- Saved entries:

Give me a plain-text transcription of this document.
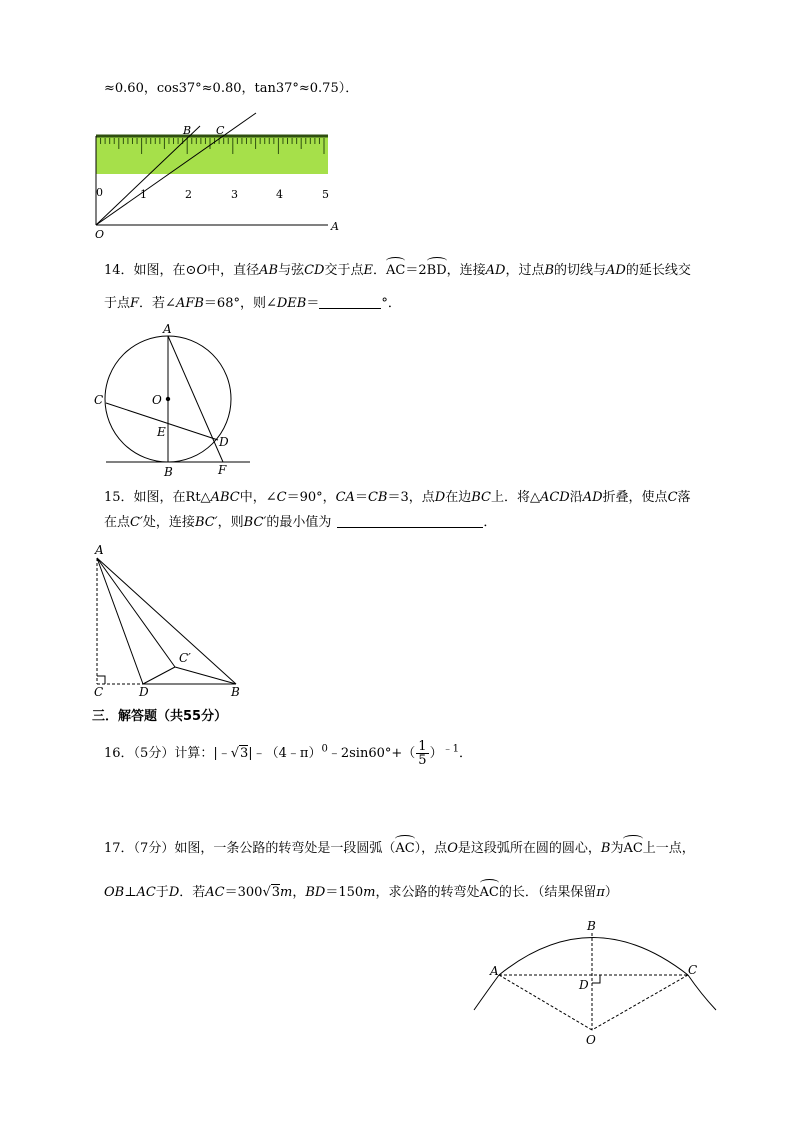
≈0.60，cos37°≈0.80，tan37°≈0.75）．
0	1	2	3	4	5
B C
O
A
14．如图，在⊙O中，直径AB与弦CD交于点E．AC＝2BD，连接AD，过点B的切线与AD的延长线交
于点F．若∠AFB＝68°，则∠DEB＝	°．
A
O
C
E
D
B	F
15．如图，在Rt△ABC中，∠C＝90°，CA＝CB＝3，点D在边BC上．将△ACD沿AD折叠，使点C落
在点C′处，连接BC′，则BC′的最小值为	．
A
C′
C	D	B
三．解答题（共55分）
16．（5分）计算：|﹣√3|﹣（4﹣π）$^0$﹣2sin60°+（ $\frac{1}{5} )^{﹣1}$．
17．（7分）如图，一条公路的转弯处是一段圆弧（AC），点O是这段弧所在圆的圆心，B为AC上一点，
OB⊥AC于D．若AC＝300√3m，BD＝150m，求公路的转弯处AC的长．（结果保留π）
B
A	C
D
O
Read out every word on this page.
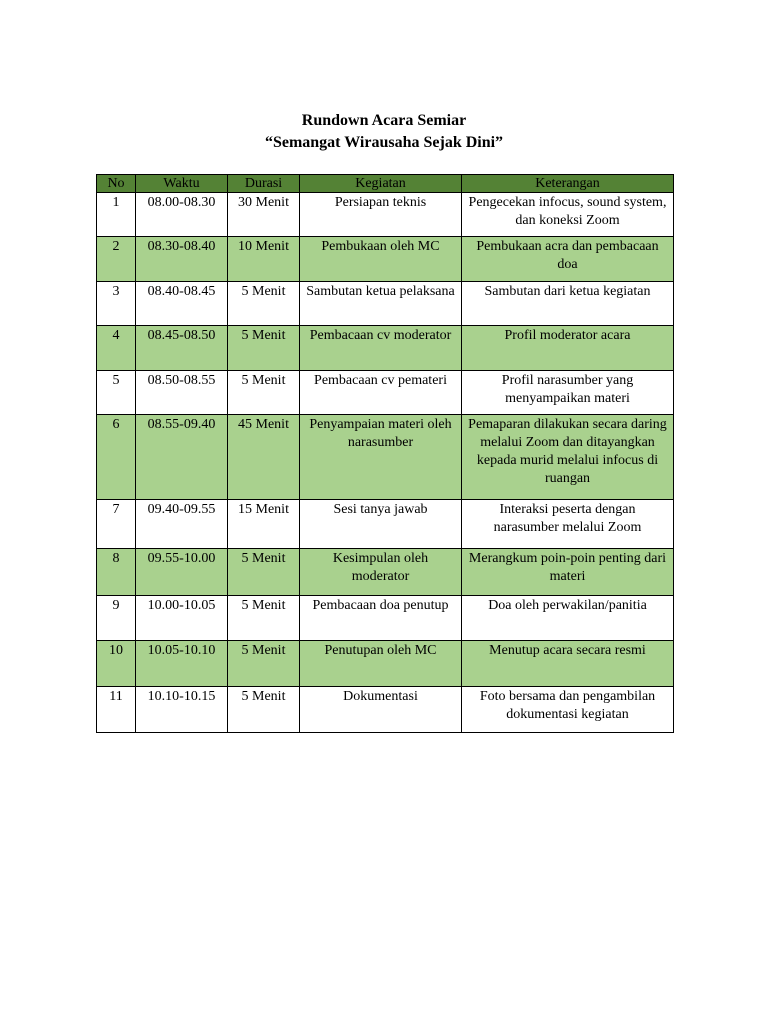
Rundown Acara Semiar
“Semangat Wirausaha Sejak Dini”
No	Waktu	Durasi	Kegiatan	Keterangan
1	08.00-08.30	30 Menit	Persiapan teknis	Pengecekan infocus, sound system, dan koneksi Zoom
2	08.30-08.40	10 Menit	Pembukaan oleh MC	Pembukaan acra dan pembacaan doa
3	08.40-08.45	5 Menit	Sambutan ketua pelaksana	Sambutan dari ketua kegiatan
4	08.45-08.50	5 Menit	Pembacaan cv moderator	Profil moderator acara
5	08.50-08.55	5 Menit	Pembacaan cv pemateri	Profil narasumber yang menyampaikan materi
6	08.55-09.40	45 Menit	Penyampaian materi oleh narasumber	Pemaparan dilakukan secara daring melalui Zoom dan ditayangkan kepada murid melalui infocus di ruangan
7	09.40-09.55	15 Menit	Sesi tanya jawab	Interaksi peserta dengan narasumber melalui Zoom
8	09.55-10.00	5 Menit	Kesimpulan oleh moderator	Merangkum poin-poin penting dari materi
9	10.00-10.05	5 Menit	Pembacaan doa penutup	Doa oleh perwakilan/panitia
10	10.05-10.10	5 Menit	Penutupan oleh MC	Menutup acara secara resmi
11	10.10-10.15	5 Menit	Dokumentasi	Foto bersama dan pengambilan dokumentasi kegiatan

- YOUR INSTRUCTIONS:
Read through the entries and copy each line in which "oleh" appears.

- COMPLETE OUTPUT:
2	08.30-08.40	10 Menit	Pembukaan oleh MC	Pembukaan acra dan pembacaan doa
6	08.55-09.40	45 Menit	Penyampaian materi oleh narasumber	Pemaparan dilakukan secara daring melalui Zoom dan ditayangkan kepada murid melalui infocus di ruangan
8	09.55-10.00	5 Menit	Kesimpulan oleh moderator	Merangkum poin-poin penting dari materi
9	10.00-10.05	5 Menit	Pembacaan doa penutup	Doa oleh perwakilan/panitia
10	10.05-10.10	5 Menit	Penutupan oleh MC	Menutup acara secara resmi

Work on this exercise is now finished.